Given task ▸ Reproduce all the entries precisely.

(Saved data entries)
· · · ·

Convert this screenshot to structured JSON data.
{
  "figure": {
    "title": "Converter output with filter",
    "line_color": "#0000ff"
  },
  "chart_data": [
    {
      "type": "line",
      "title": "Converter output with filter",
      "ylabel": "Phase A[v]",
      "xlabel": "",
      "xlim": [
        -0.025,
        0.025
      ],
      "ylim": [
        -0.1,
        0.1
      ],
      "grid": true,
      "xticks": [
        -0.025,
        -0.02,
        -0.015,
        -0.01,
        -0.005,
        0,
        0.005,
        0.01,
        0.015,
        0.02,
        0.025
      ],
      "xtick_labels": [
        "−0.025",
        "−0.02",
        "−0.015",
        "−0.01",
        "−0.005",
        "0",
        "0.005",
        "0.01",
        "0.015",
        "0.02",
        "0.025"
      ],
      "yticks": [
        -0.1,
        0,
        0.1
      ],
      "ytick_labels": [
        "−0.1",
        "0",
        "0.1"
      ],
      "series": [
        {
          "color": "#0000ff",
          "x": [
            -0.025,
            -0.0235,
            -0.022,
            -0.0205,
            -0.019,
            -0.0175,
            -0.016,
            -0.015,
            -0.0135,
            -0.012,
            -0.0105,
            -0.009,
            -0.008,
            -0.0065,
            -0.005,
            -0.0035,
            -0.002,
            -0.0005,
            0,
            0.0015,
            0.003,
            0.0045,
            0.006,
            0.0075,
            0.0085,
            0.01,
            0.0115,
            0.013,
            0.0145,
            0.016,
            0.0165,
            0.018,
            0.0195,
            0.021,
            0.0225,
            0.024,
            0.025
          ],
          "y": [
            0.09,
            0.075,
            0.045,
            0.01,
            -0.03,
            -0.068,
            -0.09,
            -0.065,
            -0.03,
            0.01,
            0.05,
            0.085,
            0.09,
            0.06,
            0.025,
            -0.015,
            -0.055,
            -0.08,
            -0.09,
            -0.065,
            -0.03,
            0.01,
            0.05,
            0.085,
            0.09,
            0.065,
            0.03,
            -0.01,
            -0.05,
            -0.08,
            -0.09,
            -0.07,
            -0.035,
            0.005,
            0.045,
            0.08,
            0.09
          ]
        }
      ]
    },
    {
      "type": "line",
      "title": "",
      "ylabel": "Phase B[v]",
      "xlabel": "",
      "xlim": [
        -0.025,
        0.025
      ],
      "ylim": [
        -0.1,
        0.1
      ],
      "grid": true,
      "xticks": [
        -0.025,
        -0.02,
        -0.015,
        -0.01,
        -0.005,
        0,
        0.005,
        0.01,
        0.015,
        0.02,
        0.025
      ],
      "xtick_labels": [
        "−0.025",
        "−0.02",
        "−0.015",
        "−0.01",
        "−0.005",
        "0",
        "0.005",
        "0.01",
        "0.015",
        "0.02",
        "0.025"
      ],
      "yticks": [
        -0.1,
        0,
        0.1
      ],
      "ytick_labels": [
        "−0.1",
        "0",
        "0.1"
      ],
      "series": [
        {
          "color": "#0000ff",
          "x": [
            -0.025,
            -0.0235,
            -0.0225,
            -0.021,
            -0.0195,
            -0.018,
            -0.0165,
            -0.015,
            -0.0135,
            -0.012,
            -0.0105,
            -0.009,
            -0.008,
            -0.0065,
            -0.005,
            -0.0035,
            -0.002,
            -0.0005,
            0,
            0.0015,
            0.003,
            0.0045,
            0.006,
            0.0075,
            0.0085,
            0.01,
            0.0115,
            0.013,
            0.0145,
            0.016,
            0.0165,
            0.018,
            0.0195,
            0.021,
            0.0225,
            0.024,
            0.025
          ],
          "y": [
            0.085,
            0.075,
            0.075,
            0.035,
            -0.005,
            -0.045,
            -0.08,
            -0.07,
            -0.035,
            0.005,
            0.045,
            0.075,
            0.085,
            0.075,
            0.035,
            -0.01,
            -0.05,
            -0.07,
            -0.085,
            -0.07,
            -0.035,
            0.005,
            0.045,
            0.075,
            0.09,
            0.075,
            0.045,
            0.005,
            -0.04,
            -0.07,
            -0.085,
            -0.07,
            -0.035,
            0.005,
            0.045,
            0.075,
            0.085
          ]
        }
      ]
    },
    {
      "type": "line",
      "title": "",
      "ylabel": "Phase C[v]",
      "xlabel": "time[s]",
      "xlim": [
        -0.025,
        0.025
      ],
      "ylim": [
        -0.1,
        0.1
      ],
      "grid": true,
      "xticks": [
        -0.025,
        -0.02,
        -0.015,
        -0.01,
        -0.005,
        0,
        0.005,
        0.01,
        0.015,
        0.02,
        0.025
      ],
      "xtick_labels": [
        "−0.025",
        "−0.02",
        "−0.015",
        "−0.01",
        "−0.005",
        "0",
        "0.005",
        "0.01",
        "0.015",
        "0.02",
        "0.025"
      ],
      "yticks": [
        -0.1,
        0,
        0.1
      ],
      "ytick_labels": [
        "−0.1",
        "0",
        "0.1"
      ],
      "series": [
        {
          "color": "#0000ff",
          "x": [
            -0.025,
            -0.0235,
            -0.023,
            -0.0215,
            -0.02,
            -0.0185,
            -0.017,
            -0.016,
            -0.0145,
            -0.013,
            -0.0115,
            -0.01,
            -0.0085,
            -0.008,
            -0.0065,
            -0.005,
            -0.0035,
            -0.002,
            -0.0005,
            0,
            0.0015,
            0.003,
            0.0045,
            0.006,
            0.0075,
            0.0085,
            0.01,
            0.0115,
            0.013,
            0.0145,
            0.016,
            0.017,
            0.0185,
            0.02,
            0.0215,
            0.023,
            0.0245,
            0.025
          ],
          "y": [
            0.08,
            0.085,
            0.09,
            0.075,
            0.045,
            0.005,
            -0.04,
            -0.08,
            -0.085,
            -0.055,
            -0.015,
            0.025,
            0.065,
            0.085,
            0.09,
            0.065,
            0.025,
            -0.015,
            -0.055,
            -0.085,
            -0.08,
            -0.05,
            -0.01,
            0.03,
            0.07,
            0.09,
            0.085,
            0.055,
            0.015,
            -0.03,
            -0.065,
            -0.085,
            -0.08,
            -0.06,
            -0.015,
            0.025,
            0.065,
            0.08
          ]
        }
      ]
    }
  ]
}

· · · ·

Full output ▸
Convert this screenshot to structured JSON data.
{
  "figure": {
    "title": "Converter output with filter",
    "line_color": "#0000ff"
  },
  "chart_data": [
    {
      "type": "line",
      "title": "Converter output with filter",
      "ylabel": "Phase A[v]",
      "xlabel": "",
      "xlim": [
        -0.025,
        0.025
      ],
      "ylim": [
        -0.1,
        0.1
      ],
      "grid": true,
      "xticks": [
        -0.025,
        -0.02,
        -0.015,
        -0.01,
        -0.005,
        0,
        0.005,
        0.01,
        0.015,
        0.02,
        0.025
      ],
      "xtick_labels": [
        "−0.025",
        "−0.02",
        "−0.015",
        "−0.01",
        "−0.005",
        "0",
        "0.005",
        "0.01",
        "0.015",
        "0.02",
        "0.025"
      ],
      "yticks": [
        -0.1,
        0,
        0.1
      ],
      "ytick_labels": [
        "−0.1",
        "0",
        "0.1"
      ],
      "series": [
        {
          "color": "#0000ff",
          "x": [
            -0.025,
            -0.0235,
            -0.022,
            -0.0205,
            -0.019,
            -0.0175,
            -0.016,
            -0.015,
            -0.0135,
            -0.012,
            -0.0105,
            -0.009,
            -0.008,
            -0.0065,
            -0.005,
            -0.0035,
            -0.002,
            -0.0005,
            0,
            0.0015,
            0.003,
            0.0045,
            0.006,
            0.0075,
            0.0085,
            0.01,
            0.0115,
            0.013,
            0.0145,
            0.016,
            0.0165,
            0.018,
            0.0195,
            0.021,
            0.0225,
            0.024,
            0.025
          ],
          "y": [
            0.09,
            0.075,
            0.045,
            0.01,
            -0.03,
            -0.068,
            -0.09,
            -0.065,
            -0.03,
            0.01,
            0.05,
            0.085,
            0.09,
            0.06,
            0.025,
            -0.015,
            -0.055,
            -0.08,
            -0.09,
            -0.065,
            -0.03,
            0.01,
            0.05,
            0.085,
            0.09,
            0.065,
            0.03,
            -0.01,
            -0.05,
            -0.08,
            -0.09,
            -0.07,
            -0.035,
            0.005,
            0.045,
            0.08,
            0.09
          ]
        }
      ]
    },
    {
      "type": "line",
      "title": "",
      "ylabel": "Phase B[v]",
      "xlabel": "",
      "xlim": [
        -0.025,
        0.025
      ],
      "ylim": [
        -0.1,
        0.1
      ],
      "grid": true,
      "xticks": [
        -0.025,
        -0.02,
        -0.015,
        -0.01,
        -0.005,
        0,
        0.005,
        0.01,
        0.015,
        0.02,
        0.025
      ],
      "xtick_labels": [
        "−0.025",
        "−0.02",
        "−0.015",
        "−0.01",
        "−0.005",
        "0",
        "0.005",
        "0.01",
        "0.015",
        "0.02",
        "0.025"
      ],
      "yticks": [
        -0.1,
        0,
        0.1
      ],
      "ytick_labels": [
        "−0.1",
        "0",
        "0.1"
      ],
      "series": [
        {
          "color": "#0000ff",
          "x": [
            -0.025,
            -0.0235,
            -0.0225,
            -0.021,
            -0.0195,
            -0.018,
            -0.0165,
            -0.015,
            -0.0135,
            -0.012,
            -0.0105,
            -0.009,
            -0.008,
            -0.0065,
            -0.005,
            -0.0035,
            -0.002,
            -0.0005,
            0,
            0.0015,
            0.003,
            0.0045,
            0.006,
            0.0075,
            0.0085,
            0.01,
            0.0115,
            0.013,
            0.0145,
            0.016,
            0.0165,
            0.018,
            0.0195,
            0.021,
            0.0225,
            0.024,
            0.025
          ],
          "y": [
            0.085,
            0.075,
            0.075,
            0.035,
            -0.005,
            -0.045,
            -0.08,
            -0.07,
            -0.035,
            0.005,
            0.045,
            0.075,
            0.085,
            0.075,
            0.035,
            -0.01,
            -0.05,
            -0.07,
            -0.085,
            -0.07,
            -0.035,
            0.005,
            0.045,
            0.075,
            0.09,
            0.075,
            0.045,
            0.005,
            -0.04,
            -0.07,
            -0.085,
            -0.07,
            -0.035,
            0.005,
            0.045,
            0.075,
            0.085
          ]
        }
      ]
    },
    {
      "type": "line",
      "title": "",
      "ylabel": "Phase C[v]",
      "xlabel": "time[s]",
      "xlim": [
        -0.025,
        0.025
      ],
      "ylim": [
        -0.1,
        0.1
      ],
      "grid": true,
      "xticks": [
        -0.025,
        -0.02,
        -0.015,
        -0.01,
        -0.005,
        0,
        0.005,
        0.01,
        0.015,
        0.02,
        0.025
      ],
      "xtick_labels": [
        "−0.025",
        "−0.02",
        "−0.015",
        "−0.01",
        "−0.005",
        "0",
        "0.005",
        "0.01",
        "0.015",
        "0.02",
        "0.025"
      ],
      "yticks": [
        -0.1,
        0,
        0.1
      ],
      "ytick_labels": [
        "−0.1",
        "0",
        "0.1"
      ],
      "series": [
        {
          "color": "#0000ff",
          "x": [
            -0.025,
            -0.0235,
            -0.023,
            -0.0215,
            -0.02,
            -0.0185,
            -0.017,
            -0.016,
            -0.0145,
            -0.013,
            -0.0115,
            -0.01,
            -0.0085,
            -0.008,
            -0.0065,
            -0.005,
            -0.0035,
            -0.002,
            -0.0005,
            0,
            0.0015,
            0.003,
            0.0045,
            0.006,
            0.0075,
            0.0085,
            0.01,
            0.0115,
            0.013,
            0.0145,
            0.016,
            0.017,
            0.0185,
            0.02,
            0.0215,
            0.023,
            0.0245,
            0.025
          ],
          "y": [
            0.08,
            0.085,
            0.09,
            0.075,
            0.045,
            0.005,
            -0.04,
            -0.08,
            -0.085,
            -0.055,
            -0.015,
            0.025,
            0.065,
            0.085,
            0.09,
            0.065,
            0.025,
            -0.015,
            -0.055,
            -0.085,
            -0.08,
            -0.05,
            -0.01,
            0.03,
            0.07,
            0.09,
            0.085,
            0.055,
            0.015,
            -0.03,
            -0.065,
            -0.085,
            -0.08,
            -0.06,
            -0.015,
            0.025,
            0.065,
            0.08
          ]
        }
      ]
    }
  ]
}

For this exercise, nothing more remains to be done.